* _WHAT IS NEEDED_: Only a number is required: how many lines of the material contain the word "поддержки"?

* _DATA SUPPLIED_:
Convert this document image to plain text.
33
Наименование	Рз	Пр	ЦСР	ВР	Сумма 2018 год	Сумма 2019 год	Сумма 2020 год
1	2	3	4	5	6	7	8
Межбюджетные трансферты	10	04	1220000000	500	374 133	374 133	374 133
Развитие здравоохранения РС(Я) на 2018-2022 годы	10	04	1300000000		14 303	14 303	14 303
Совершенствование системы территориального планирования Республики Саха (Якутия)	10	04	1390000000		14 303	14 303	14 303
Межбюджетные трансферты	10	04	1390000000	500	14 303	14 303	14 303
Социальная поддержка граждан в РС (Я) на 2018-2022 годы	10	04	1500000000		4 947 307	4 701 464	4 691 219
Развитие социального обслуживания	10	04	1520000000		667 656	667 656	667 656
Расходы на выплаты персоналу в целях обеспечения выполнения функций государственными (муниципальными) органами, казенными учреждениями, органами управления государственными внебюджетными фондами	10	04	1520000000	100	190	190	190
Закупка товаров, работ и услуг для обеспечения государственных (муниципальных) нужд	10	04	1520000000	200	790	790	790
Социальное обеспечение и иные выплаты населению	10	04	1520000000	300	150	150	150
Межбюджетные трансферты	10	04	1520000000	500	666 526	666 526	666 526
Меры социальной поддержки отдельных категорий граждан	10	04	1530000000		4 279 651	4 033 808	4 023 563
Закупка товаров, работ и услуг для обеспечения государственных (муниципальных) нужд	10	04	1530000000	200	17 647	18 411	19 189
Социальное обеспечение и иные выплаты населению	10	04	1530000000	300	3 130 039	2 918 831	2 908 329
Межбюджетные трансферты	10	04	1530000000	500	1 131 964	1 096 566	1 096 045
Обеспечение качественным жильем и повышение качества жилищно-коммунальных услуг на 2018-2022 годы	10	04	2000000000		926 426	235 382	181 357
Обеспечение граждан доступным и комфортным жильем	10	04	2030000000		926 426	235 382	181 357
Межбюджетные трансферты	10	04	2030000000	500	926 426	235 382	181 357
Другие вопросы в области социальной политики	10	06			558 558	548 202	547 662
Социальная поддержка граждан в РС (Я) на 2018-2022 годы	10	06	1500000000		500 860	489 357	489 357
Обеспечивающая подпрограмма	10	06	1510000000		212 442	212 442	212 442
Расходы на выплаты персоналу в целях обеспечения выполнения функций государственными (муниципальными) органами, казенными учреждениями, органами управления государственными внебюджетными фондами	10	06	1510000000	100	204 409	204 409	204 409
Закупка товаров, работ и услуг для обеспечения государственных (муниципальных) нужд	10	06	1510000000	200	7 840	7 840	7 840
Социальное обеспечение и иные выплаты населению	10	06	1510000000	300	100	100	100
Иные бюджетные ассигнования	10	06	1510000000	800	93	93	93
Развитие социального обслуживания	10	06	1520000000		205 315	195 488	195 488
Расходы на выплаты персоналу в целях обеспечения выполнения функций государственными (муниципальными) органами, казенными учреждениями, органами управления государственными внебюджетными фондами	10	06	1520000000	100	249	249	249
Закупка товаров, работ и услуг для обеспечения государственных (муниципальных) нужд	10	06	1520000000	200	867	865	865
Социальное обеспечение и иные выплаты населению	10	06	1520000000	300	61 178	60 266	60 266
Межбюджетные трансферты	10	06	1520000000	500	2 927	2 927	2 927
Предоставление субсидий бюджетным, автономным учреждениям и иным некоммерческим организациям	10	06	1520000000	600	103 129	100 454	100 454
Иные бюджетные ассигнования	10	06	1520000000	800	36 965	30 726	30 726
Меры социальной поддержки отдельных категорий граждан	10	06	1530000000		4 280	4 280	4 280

* _EXERCISE ANSWER_: 2